> **What is being asked**:
Render the stretch of the listing from its first line through the line containing "content-cell xyxy=(738,719,945,777)", both included, as a Markdown table with the columns Row and Entry. Number each line in Row, leave out blank lines, and include no other lines.

> **Given records**:
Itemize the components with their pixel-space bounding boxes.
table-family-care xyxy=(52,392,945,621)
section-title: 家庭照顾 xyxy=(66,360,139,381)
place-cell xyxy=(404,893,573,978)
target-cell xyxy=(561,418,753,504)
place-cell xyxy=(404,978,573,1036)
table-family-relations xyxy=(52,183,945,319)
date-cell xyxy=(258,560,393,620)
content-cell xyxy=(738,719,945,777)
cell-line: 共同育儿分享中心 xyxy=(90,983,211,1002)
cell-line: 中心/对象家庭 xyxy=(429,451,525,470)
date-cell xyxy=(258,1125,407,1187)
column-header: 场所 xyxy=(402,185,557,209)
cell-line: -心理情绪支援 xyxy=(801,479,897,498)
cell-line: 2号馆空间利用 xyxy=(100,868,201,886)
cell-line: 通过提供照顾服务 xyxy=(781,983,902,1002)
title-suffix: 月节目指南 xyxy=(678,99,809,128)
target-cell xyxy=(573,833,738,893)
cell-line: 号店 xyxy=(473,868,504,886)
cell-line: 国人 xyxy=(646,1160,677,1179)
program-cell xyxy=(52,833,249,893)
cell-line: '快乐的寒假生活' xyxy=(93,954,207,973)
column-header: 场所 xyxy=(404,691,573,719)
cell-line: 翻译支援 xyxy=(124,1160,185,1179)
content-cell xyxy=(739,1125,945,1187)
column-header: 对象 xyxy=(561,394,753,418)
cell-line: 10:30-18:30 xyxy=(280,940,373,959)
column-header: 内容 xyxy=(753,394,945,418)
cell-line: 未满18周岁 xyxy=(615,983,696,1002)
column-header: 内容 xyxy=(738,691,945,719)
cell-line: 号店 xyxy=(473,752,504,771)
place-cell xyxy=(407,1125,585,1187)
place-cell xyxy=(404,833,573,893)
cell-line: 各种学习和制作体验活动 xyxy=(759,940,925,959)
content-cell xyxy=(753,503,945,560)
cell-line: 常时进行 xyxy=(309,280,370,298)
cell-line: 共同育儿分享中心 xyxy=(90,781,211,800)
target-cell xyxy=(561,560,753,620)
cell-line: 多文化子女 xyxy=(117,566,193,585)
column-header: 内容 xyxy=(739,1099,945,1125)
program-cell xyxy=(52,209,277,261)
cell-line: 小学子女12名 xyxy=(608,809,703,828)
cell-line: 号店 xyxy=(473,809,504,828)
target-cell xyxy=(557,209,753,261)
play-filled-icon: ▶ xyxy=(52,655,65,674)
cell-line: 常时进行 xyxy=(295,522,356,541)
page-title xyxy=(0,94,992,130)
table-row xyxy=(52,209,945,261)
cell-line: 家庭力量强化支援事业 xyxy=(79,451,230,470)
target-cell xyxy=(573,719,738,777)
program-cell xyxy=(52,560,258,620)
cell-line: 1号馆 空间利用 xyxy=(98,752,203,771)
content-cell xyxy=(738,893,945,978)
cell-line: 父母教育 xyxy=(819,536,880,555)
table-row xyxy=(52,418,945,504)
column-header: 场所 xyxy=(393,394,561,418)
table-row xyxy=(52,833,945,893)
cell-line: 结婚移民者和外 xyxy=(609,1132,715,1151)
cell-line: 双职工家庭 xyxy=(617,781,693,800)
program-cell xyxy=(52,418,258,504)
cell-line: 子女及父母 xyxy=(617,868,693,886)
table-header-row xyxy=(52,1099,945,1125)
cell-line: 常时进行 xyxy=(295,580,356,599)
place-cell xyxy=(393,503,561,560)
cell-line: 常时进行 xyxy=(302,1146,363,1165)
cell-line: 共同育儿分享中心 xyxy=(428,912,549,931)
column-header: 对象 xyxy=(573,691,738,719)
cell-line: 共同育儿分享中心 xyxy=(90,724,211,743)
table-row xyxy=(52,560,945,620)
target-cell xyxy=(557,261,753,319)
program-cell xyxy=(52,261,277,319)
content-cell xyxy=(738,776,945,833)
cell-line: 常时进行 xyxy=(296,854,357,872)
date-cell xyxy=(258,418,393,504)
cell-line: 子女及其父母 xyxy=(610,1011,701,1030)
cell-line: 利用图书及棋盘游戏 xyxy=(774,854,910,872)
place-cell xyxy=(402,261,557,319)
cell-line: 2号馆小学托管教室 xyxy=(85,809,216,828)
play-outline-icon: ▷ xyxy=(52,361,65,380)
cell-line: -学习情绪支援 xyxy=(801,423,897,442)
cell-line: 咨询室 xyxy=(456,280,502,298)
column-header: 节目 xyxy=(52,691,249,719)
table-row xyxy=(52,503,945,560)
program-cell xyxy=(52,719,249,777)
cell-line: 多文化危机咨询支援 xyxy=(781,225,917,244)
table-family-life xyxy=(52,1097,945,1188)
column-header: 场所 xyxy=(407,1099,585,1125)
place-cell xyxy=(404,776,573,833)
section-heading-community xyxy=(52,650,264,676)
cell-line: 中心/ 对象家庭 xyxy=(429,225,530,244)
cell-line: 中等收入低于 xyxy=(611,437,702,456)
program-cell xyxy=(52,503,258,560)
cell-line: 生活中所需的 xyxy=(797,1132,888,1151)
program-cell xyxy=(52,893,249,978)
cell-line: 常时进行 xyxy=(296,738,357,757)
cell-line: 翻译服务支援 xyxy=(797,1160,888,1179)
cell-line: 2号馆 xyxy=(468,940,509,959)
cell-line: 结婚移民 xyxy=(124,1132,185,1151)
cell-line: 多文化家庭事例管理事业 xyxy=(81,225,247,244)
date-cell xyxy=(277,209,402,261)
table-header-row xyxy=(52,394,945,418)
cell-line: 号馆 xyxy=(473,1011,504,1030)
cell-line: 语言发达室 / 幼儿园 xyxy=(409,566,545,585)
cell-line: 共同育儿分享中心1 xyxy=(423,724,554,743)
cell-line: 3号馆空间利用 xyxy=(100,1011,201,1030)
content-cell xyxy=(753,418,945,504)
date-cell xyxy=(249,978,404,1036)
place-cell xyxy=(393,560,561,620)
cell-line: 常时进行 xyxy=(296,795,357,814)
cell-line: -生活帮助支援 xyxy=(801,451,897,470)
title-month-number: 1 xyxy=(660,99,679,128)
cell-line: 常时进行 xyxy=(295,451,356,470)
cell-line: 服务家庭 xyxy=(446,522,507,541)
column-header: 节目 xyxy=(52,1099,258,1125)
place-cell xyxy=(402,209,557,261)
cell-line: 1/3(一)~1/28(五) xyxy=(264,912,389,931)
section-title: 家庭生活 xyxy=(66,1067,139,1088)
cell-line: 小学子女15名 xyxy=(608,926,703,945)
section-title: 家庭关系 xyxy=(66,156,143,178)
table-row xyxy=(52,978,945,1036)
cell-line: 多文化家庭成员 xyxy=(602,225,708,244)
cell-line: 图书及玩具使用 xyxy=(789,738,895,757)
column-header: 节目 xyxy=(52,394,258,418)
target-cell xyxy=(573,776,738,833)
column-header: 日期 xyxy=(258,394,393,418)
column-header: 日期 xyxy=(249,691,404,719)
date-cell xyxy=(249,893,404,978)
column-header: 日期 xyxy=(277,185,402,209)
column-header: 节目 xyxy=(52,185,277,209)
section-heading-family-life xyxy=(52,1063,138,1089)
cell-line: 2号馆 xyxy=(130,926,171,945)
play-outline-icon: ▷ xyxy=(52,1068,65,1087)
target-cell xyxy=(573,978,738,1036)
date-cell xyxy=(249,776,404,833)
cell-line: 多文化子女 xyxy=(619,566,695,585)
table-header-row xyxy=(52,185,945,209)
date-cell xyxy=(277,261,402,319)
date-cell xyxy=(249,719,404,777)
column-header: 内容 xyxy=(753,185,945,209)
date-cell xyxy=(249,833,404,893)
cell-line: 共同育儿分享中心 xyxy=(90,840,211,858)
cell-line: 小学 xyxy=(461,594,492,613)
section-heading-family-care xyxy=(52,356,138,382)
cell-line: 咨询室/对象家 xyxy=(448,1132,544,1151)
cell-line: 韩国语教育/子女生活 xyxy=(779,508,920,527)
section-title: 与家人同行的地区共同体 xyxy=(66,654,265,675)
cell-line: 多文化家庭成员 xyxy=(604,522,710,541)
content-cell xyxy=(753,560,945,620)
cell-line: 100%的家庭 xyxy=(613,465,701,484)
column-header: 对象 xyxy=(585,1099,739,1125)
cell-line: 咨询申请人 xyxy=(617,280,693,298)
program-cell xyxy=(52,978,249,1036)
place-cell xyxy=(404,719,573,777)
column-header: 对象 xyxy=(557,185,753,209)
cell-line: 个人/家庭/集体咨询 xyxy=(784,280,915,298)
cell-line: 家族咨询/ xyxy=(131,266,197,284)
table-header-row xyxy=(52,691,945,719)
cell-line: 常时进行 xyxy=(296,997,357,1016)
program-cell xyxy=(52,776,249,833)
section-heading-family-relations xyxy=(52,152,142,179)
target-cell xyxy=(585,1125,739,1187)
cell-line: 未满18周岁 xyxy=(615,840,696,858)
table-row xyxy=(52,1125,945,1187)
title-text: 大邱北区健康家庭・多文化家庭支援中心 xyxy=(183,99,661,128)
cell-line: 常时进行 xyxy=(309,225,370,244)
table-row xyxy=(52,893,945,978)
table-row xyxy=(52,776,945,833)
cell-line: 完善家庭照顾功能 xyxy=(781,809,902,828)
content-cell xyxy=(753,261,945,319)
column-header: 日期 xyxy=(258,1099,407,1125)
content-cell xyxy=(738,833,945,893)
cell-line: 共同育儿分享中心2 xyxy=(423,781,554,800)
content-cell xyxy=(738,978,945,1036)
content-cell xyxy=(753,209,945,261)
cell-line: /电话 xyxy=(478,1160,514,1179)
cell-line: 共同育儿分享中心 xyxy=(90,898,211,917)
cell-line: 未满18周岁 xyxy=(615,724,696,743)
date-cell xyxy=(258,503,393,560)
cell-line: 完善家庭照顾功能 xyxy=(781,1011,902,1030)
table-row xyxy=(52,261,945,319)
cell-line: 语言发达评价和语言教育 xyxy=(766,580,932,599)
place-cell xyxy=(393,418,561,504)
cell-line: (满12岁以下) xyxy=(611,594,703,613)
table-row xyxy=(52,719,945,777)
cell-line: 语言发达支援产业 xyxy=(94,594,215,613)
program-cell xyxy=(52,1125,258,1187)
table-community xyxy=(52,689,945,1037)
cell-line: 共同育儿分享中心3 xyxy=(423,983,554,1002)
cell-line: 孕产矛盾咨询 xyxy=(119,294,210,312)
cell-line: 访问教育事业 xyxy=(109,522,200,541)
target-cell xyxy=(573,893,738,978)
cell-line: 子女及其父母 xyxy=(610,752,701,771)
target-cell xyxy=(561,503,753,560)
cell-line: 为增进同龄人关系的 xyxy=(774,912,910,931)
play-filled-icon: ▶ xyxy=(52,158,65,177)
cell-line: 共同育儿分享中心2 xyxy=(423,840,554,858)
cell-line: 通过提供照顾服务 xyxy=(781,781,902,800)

> **Expected answer**:
| Row | Entry |
|---|---|
| 1 | Itemize the components with their pixel-space bounding boxes. |
| 2 | table-family-care xyxy=(52,392,945,621) |
| 3 | section-title: 家庭照顾 xyxy=(66,360,139,381) |
| 4 | place-cell xyxy=(404,893,573,978) |
| 5 | target-cell xyxy=(561,418,753,504) |
| 6 | place-cell xyxy=(404,978,573,1036) |
| 7 | table-family-relations xyxy=(52,183,945,319) |
| 8 | date-cell xyxy=(258,560,393,620) |
| 9 | content-cell xyxy=(738,719,945,777) |